Exercise requirements: Each line of the material below should be reproduced exactly.

[Rows from a figure dataset]
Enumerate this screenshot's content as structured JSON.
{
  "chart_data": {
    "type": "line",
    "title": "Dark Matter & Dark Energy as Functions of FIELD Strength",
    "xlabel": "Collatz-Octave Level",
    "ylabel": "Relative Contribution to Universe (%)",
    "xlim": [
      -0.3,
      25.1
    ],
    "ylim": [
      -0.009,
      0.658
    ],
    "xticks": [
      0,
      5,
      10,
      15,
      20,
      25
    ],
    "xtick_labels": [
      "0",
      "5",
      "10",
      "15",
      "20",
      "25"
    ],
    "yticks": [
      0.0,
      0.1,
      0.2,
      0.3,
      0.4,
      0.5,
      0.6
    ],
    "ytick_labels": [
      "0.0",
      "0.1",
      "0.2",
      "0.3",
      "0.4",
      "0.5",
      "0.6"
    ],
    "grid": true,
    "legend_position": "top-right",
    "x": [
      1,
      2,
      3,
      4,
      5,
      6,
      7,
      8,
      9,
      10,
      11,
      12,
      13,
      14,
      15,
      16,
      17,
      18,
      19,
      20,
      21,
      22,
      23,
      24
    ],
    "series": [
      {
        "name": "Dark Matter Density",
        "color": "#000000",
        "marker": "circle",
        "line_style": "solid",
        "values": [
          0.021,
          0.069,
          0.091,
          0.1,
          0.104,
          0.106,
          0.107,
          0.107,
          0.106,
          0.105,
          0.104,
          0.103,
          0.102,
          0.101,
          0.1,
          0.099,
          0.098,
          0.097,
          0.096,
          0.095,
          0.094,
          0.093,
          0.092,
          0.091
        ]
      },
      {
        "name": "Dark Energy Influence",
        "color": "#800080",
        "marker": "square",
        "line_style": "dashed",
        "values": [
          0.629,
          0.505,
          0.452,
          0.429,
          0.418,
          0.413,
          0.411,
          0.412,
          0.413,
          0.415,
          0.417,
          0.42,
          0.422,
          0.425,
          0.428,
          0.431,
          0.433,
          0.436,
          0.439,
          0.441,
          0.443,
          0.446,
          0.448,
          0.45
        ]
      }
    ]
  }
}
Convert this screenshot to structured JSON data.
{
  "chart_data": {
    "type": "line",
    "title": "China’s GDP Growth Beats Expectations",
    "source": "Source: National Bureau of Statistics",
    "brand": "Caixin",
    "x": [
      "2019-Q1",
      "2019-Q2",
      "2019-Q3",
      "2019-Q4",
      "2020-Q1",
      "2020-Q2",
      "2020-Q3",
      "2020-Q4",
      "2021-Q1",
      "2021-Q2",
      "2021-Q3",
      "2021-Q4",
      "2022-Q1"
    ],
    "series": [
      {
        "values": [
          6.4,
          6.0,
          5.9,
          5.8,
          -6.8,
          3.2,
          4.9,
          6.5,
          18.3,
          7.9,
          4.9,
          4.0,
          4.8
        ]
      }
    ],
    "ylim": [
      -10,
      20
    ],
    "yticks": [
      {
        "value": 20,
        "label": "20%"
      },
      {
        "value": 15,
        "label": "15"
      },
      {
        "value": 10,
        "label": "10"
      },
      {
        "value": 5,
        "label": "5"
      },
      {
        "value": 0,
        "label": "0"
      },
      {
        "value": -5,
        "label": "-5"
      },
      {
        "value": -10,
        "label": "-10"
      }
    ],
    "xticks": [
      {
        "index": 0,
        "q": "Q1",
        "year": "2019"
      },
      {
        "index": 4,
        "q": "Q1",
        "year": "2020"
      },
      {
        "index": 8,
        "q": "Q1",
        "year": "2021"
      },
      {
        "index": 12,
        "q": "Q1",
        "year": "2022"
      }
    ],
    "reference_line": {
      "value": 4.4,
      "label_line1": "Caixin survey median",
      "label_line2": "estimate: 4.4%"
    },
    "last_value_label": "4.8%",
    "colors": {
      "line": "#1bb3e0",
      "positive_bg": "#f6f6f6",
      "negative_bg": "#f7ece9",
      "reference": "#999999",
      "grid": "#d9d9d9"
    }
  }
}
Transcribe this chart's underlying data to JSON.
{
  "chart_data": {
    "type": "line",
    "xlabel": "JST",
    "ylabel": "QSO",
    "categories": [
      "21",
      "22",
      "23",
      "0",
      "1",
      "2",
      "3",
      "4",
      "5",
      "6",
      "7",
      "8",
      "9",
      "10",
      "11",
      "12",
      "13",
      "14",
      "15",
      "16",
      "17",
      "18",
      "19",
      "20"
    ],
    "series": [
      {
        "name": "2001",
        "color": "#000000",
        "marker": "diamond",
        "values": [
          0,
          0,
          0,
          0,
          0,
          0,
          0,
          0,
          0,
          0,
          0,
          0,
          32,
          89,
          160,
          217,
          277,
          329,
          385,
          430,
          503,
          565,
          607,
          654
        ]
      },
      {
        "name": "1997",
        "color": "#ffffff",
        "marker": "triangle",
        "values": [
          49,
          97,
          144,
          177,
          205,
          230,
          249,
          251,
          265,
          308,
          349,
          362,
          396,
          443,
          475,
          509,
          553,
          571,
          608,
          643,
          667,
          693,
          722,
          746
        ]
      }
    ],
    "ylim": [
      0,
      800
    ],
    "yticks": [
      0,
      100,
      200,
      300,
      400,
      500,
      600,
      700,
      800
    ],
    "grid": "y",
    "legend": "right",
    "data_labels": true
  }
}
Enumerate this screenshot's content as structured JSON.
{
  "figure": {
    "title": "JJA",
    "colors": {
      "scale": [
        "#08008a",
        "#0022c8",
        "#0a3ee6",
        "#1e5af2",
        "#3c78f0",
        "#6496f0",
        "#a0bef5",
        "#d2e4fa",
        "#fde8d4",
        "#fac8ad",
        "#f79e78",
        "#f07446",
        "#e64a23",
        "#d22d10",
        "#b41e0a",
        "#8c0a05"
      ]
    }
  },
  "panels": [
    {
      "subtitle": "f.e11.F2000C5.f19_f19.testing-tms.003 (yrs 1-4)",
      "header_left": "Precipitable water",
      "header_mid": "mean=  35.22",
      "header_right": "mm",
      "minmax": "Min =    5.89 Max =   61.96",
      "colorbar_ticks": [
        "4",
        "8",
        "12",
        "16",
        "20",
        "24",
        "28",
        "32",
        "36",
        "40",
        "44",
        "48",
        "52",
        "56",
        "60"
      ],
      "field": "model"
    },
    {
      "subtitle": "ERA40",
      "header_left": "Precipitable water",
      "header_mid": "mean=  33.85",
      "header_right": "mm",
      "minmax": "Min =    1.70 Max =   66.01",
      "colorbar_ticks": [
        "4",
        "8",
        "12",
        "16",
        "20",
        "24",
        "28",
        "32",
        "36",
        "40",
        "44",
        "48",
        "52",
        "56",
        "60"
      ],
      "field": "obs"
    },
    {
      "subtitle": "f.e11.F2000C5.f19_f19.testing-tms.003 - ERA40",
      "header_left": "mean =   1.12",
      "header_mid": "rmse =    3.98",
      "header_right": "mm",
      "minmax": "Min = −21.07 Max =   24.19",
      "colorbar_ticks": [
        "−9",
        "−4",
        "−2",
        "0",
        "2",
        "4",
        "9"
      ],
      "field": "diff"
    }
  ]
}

Response below:
Enumerate this screenshot's content as structured JSON.
{
  "chart_data": {
    "type": "line",
    "title": "Dark Matter & Dark Energy as Functions of FIELD Strength",
    "xlabel": "Collatz-Octave Level",
    "ylabel": "Relative Contribution to Universe (%)",
    "xlim": [
      -0.3,
      25.1
    ],
    "ylim": [
      -0.009,
      0.658
    ],
    "xticks": [
      0,
      5,
      10,
      15,
      20,
      25
    ],
    "xtick_labels": [
      "0",
      "5",
      "10",
      "15",
      "20",
      "25"
    ],
    "yticks": [
      0.0,
      0.1,
      0.2,
      0.3,
      0.4,
      0.5,
      0.6
    ],
    "ytick_labels": [
      "0.0",
      "0.1",
      "0.2",
      "0.3",
      "0.4",
      "0.5",
      "0.6"
    ],
    "grid": true,
    "legend_position": "top-right",
    "x": [
      1,
      2,
      3,
      4,
      5,
      6,
      7,
      8,
      9,
      10,
      11,
      12,
      13,
      14,
      15,
      16,
      17,
      18,
      19,
      20,
      21,
      22,
      23,
      24
    ],
    "series": [
      {
        "name": "Dark Matter Density",
        "color": "#000000",
        "marker": "circle",
        "line_style": "solid",
        "values": [
          0.021,
          0.069,
          0.091,
          0.1,
          0.104,
          0.106,
          0.107,
          0.107,
          0.106,
          0.105,
          0.104,
          0.103,
          0.102,
          0.101,
          0.1,
          0.099,
          0.098,
          0.097,
          0.096,
          0.095,
          0.094,
          0.093,
          0.092,
          0.091
        ]
      },
      {
        "name": "Dark Energy Influence",
        "color": "#800080",
        "marker": "square",
        "line_style": "dashed",
        "values": [
          0.629,
          0.505,
          0.452,
          0.429,
          0.418,
          0.413,
          0.411,
          0.412,
          0.413,
          0.415,
          0.417,
          0.42,
          0.422,
          0.425,
          0.428,
          0.431,
          0.433,
          0.436,
          0.439,
          0.441,
          0.443,
          0.446,
          0.448,
          0.45
        ]
      }
    ]
  }
}
Convert this screenshot to structured JSON data.
{
  "chart_data": {
    "type": "line",
    "title": "China’s GDP Growth Beats Expectations",
    "source": "Source: National Bureau of Statistics",
    "brand": "Caixin",
    "x": [
      "2019-Q1",
      "2019-Q2",
      "2019-Q3",
      "2019-Q4",
      "2020-Q1",
      "2020-Q2",
      "2020-Q3",
      "2020-Q4",
      "2021-Q1",
      "2021-Q2",
      "2021-Q3",
      "2021-Q4",
      "2022-Q1"
    ],
    "series": [
      {
        "values": [
          6.4,
          6.0,
          5.9,
          5.8,
          -6.8,
          3.2,
          4.9,
          6.5,
          18.3,
          7.9,
          4.9,
          4.0,
          4.8
        ]
      }
    ],
    "ylim": [
      -10,
      20
    ],
    "yticks": [
      {
        "value": 20,
        "label": "20%"
      },
      {
        "value": 15,
        "label": "15"
      },
      {
        "value": 10,
        "label": "10"
      },
      {
        "value": 5,
        "label": "5"
      },
      {
        "value": 0,
        "label": "0"
      },
      {
        "value": -5,
        "label": "-5"
      },
      {
        "value": -10,
        "label": "-10"
      }
    ],
    "xticks": [
      {
        "index": 0,
        "q": "Q1",
        "year": "2019"
      },
      {
        "index": 4,
        "q": "Q1",
        "year": "2020"
      },
      {
        "index": 8,
        "q": "Q1",
        "year": "2021"
      },
      {
        "index": 12,
        "q": "Q1",
        "year": "2022"
      }
    ],
    "reference_line": {
      "value": 4.4,
      "label_line1": "Caixin survey median",
      "label_line2": "estimate: 4.4%"
    },
    "last_value_label": "4.8%",
    "colors": {
      "line": "#1bb3e0",
      "positive_bg": "#f6f6f6",
      "negative_bg": "#f7ece9",
      "reference": "#999999",
      "grid": "#d9d9d9"
    }
  }
}
Transcribe this chart's underlying data to JSON.
{
  "chart_data": {
    "type": "line",
    "xlabel": "JST",
    "ylabel": "QSO",
    "categories": [
      "21",
      "22",
      "23",
      "0",
      "1",
      "2",
      "3",
      "4",
      "5",
      "6",
      "7",
      "8",
      "9",
      "10",
      "11",
      "12",
      "13",
      "14",
      "15",
      "16",
      "17",
      "18",
      "19",
      "20"
    ],
    "series": [
      {
        "name": "2001",
        "color": "#000000",
        "marker": "diamond",
        "values": [
          0,
          0,
          0,
          0,
          0,
          0,
          0,
          0,
          0,
          0,
          0,
          0,
          32,
          89,
          160,
          217,
          277,
          329,
          385,
          430,
          503,
          565,
          607,
          654
        ]
      },
      {
        "name": "1997",
        "color": "#ffffff",
        "marker": "triangle",
        "values": [
          49,
          97,
          144,
          177,
          205,
          230,
          249,
          251,
          265,
          308,
          349,
          362,
          396,
          443,
          475,
          509,
          553,
          571,
          608,
          643,
          667,
          693,
          722,
          746
        ]
      }
    ],
    "ylim": [
      0,
      800
    ],
    "yticks": [
      0,
      100,
      200,
      300,
      400,
      500,
      600,
      700,
      800
    ],
    "grid": "y",
    "legend": "right",
    "data_labels": true
  }
}
Enumerate this screenshot's content as structured JSON.
{
  "figure": {
    "title": "JJA",
    "colors": {
      "scale": [
        "#08008a",
        "#0022c8",
        "#0a3ee6",
        "#1e5af2",
        "#3c78f0",
        "#6496f0",
        "#a0bef5",
        "#d2e4fa",
        "#fde8d4",
        "#fac8ad",
        "#f79e78",
        "#f07446",
        "#e64a23",
        "#d22d10",
        "#b41e0a",
        "#8c0a05"
      ]
    }
  },
  "panels": [
    {
      "subtitle": "f.e11.F2000C5.f19_f19.testing-tms.003 (yrs 1-4)",
      "header_left": "Precipitable water",
      "header_mid": "mean=  35.22",
      "header_right": "mm",
      "minmax": "Min =    5.89 Max =   61.96",
      "colorbar_ticks": [
        "4",
        "8",
        "12",
        "16",
        "20",
        "24",
        "28",
        "32",
        "36",
        "40",
        "44",
        "48",
        "52",
        "56",
        "60"
      ],
      "field": "model"
    },
    {
      "subtitle": "ERA40",
      "header_left": "Precipitable water",
      "header_mid": "mean=  33.85",
      "header_right": "mm",
      "minmax": "Min =    1.70 Max =   66.01",
      "colorbar_ticks": [
        "4",
        "8",
        "12",
        "16",
        "20",
        "24",
        "28",
        "32",
        "36",
        "40",
        "44",
        "48",
        "52",
        "56",
        "60"
      ],
      "field": "obs"
    },
    {
      "subtitle": "f.e11.F2000C5.f19_f19.testing-tms.003 - ERA40",
      "header_left": "mean =   1.12",
      "header_mid": "rmse =    3.98",
      "header_right": "mm",
      "minmax": "Min = −21.07 Max =   24.19",
      "colorbar_ticks": [
        "−9",
        "−4",
        "−2",
        "0",
        "2",
        "4",
        "9"
      ],
      "field": "diff"
    }
  ]
}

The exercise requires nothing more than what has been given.